Given task =
Each entry that follows must be output without any deviation.

Records that describe figures:
———

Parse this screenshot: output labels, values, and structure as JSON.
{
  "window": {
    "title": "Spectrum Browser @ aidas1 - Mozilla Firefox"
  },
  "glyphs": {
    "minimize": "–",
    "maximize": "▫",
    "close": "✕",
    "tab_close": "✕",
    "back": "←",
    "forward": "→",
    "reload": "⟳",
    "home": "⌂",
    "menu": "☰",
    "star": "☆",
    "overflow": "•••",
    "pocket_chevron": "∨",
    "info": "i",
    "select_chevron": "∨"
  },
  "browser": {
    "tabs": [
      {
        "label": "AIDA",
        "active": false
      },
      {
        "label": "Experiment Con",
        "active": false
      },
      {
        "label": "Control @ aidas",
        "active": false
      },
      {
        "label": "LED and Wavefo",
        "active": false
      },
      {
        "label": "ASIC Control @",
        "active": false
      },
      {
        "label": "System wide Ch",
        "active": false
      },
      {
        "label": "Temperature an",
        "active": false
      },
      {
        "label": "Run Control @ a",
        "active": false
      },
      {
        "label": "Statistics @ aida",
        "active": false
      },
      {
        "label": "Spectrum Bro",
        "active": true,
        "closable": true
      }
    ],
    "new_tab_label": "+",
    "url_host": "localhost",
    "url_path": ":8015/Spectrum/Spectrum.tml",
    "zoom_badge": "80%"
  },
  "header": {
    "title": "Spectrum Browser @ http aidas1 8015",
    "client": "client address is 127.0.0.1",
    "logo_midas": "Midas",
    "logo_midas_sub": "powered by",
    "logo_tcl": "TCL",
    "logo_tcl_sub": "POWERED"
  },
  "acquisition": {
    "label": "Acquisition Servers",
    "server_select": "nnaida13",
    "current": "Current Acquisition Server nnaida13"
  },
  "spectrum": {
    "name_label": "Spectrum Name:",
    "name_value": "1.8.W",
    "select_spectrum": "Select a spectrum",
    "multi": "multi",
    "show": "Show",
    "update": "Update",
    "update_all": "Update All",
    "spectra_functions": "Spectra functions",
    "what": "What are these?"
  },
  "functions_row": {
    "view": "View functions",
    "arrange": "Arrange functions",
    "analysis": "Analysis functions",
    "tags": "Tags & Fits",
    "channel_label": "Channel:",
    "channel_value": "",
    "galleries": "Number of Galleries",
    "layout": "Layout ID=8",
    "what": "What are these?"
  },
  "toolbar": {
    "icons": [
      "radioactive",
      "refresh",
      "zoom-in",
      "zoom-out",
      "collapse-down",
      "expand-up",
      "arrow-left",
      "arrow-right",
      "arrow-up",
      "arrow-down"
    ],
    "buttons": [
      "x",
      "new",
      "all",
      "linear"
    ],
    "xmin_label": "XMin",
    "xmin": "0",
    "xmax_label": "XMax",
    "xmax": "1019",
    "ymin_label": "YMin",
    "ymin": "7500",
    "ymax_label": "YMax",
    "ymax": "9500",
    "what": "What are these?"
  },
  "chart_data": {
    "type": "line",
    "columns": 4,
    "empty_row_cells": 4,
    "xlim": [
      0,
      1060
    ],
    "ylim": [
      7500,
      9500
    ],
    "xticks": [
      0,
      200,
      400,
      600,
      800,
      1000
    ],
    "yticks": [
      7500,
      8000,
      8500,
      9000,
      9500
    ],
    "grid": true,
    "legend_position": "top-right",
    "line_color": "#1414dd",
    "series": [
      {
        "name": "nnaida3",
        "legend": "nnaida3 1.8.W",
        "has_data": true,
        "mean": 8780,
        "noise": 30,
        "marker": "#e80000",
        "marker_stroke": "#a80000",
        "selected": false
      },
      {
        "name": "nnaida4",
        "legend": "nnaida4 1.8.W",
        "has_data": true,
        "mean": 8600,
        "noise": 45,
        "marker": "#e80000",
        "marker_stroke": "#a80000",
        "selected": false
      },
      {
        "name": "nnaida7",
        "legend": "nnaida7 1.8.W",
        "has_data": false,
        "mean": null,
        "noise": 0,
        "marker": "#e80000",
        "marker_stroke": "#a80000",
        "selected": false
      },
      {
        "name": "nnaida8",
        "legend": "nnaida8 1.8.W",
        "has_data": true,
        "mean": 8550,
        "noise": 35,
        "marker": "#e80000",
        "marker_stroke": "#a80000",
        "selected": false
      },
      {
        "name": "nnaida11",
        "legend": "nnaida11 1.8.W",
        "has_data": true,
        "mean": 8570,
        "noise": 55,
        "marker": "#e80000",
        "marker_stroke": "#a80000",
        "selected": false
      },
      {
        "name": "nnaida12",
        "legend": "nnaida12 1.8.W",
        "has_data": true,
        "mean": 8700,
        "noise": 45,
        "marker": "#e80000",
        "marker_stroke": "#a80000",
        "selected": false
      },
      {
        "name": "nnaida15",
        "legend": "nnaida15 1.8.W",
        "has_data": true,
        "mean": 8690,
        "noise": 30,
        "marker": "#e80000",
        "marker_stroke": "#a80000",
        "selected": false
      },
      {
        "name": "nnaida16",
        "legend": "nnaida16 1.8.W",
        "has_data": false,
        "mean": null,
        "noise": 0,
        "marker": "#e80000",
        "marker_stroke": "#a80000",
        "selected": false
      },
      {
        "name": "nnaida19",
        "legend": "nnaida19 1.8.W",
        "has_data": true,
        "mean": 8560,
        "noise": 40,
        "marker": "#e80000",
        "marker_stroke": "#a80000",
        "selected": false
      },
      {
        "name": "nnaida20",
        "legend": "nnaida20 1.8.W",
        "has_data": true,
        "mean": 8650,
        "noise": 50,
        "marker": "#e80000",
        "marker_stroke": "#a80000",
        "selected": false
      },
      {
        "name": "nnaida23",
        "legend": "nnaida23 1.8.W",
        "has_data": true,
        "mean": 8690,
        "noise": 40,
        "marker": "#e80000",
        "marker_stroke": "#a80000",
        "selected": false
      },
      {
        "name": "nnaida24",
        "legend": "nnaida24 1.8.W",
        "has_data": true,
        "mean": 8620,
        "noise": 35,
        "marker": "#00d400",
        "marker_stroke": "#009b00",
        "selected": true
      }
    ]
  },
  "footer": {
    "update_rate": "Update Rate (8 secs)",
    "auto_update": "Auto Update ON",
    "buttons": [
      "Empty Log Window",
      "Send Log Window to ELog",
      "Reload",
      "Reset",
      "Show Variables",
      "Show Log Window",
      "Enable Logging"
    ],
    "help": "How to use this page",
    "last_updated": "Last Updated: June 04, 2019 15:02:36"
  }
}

———

Task result =
Parse this screenshot: output labels, values, and structure as JSON.
{
  "window": {
    "title": "Spectrum Browser @ aidas1 - Mozilla Firefox"
  },
  "glyphs": {
    "minimize": "–",
    "maximize": "▫",
    "close": "✕",
    "tab_close": "✕",
    "back": "←",
    "forward": "→",
    "reload": "⟳",
    "home": "⌂",
    "menu": "☰",
    "star": "☆",
    "overflow": "•••",
    "pocket_chevron": "∨",
    "info": "i",
    "select_chevron": "∨"
  },
  "browser": {
    "tabs": [
      {
        "label": "AIDA",
        "active": false
      },
      {
        "label": "Experiment Con",
        "active": false
      },
      {
        "label": "Control @ aidas",
        "active": false
      },
      {
        "label": "LED and Wavefo",
        "active": false
      },
      {
        "label": "ASIC Control @",
        "active": false
      },
      {
        "label": "System wide Ch",
        "active": false
      },
      {
        "label": "Temperature an",
        "active": false
      },
      {
        "label": "Run Control @ a",
        "active": false
      },
      {
        "label": "Statistics @ aida",
        "active": false
      },
      {
        "label": "Spectrum Bro",
        "active": true,
        "closable": true
      }
    ],
    "new_tab_label": "+",
    "url_host": "localhost",
    "url_path": ":8015/Spectrum/Spectrum.tml",
    "zoom_badge": "80%"
  },
  "header": {
    "title": "Spectrum Browser @ http aidas1 8015",
    "client": "client address is 127.0.0.1",
    "logo_midas": "Midas",
    "logo_midas_sub": "powered by",
    "logo_tcl": "TCL",
    "logo_tcl_sub": "POWERED"
  },
  "acquisition": {
    "label": "Acquisition Servers",
    "server_select": "nnaida13",
    "current": "Current Acquisition Server nnaida13"
  },
  "spectrum": {
    "name_label": "Spectrum Name:",
    "name_value": "1.8.W",
    "select_spectrum": "Select a spectrum",
    "multi": "multi",
    "show": "Show",
    "update": "Update",
    "update_all": "Update All",
    "spectra_functions": "Spectra functions",
    "what": "What are these?"
  },
  "functions_row": {
    "view": "View functions",
    "arrange": "Arrange functions",
    "analysis": "Analysis functions",
    "tags": "Tags & Fits",
    "channel_label": "Channel:",
    "channel_value": "",
    "galleries": "Number of Galleries",
    "layout": "Layout ID=8",
    "what": "What are these?"
  },
  "toolbar": {
    "icons": [
      "radioactive",
      "refresh",
      "zoom-in",
      "zoom-out",
      "collapse-down",
      "expand-up",
      "arrow-left",
      "arrow-right",
      "arrow-up",
      "arrow-down"
    ],
    "buttons": [
      "x",
      "new",
      "all",
      "linear"
    ],
    "xmin_label": "XMin",
    "xmin": "0",
    "xmax_label": "XMax",
    "xmax": "1019",
    "ymin_label": "YMin",
    "ymin": "7500",
    "ymax_label": "YMax",
    "ymax": "9500",
    "what": "What are these?"
  },
  "chart_data": {
    "type": "line",
    "columns": 4,
    "empty_row_cells": 4,
    "xlim": [
      0,
      1060
    ],
    "ylim": [
      7500,
      9500
    ],
    "xticks": [
      0,
      200,
      400,
      600,
      800,
      1000
    ],
    "yticks": [
      7500,
      8000,
      8500,
      9000,
      9500
    ],
    "grid": true,
    "legend_position": "top-right",
    "line_color": "#1414dd",
    "series": [
      {
        "name": "nnaida3",
        "legend": "nnaida3 1.8.W",
        "has_data": true,
        "mean": 8780,
        "noise": 30,
        "marker": "#e80000",
        "marker_stroke": "#a80000",
        "selected": false
      },
      {
        "name": "nnaida4",
        "legend": "nnaida4 1.8.W",
        "has_data": true,
        "mean": 8600,
        "noise": 45,
        "marker": "#e80000",
        "marker_stroke": "#a80000",
        "selected": false
      },
      {
        "name": "nnaida7",
        "legend": "nnaida7 1.8.W",
        "has_data": false,
        "mean": null,
        "noise": 0,
        "marker": "#e80000",
        "marker_stroke": "#a80000",
        "selected": false
      },
      {
        "name": "nnaida8",
        "legend": "nnaida8 1.8.W",
        "has_data": true,
        "mean": 8550,
        "noise": 35,
        "marker": "#e80000",
        "marker_stroke": "#a80000",
        "selected": false
      },
      {
        "name": "nnaida11",
        "legend": "nnaida11 1.8.W",
        "has_data": true,
        "mean": 8570,
        "noise": 55,
        "marker": "#e80000",
        "marker_stroke": "#a80000",
        "selected": false
      },
      {
        "name": "nnaida12",
        "legend": "nnaida12 1.8.W",
        "has_data": true,
        "mean": 8700,
        "noise": 45,
        "marker": "#e80000",
        "marker_stroke": "#a80000",
        "selected": false
      },
      {
        "name": "nnaida15",
        "legend": "nnaida15 1.8.W",
        "has_data": true,
        "mean": 8690,
        "noise": 30,
        "marker": "#e80000",
        "marker_stroke": "#a80000",
        "selected": false
      },
      {
        "name": "nnaida16",
        "legend": "nnaida16 1.8.W",
        "has_data": false,
        "mean": null,
        "noise": 0,
        "marker": "#e80000",
        "marker_stroke": "#a80000",
        "selected": false
      },
      {
        "name": "nnaida19",
        "legend": "nnaida19 1.8.W",
        "has_data": true,
        "mean": 8560,
        "noise": 40,
        "marker": "#e80000",
        "marker_stroke": "#a80000",
        "selected": false
      },
      {
        "name": "nnaida20",
        "legend": "nnaida20 1.8.W",
        "has_data": true,
        "mean": 8650,
        "noise": 50,
        "marker": "#e80000",
        "marker_stroke": "#a80000",
        "selected": false
      },
      {
        "name": "nnaida23",
        "legend": "nnaida23 1.8.W",
        "has_data": true,
        "mean": 8690,
        "noise": 40,
        "marker": "#e80000",
        "marker_stroke": "#a80000",
        "selected": false
      },
      {
        "name": "nnaida24",
        "legend": "nnaida24 1.8.W",
        "has_data": true,
        "mean": 8620,
        "noise": 35,
        "marker": "#00d400",
        "marker_stroke": "#009b00",
        "selected": true
      }
    ]
  },
  "footer": {
    "update_rate": "Update Rate (8 secs)",
    "auto_update": "Auto Update ON",
    "buttons": [
      "Empty Log Window",
      "Send Log Window to ELog",
      "Reload",
      "Reset",
      "Show Variables",
      "Show Log Window",
      "Enable Logging"
    ],
    "help": "How to use this page",
    "last_updated": "Last Updated: June 04, 2019 15:02:36"
  }
}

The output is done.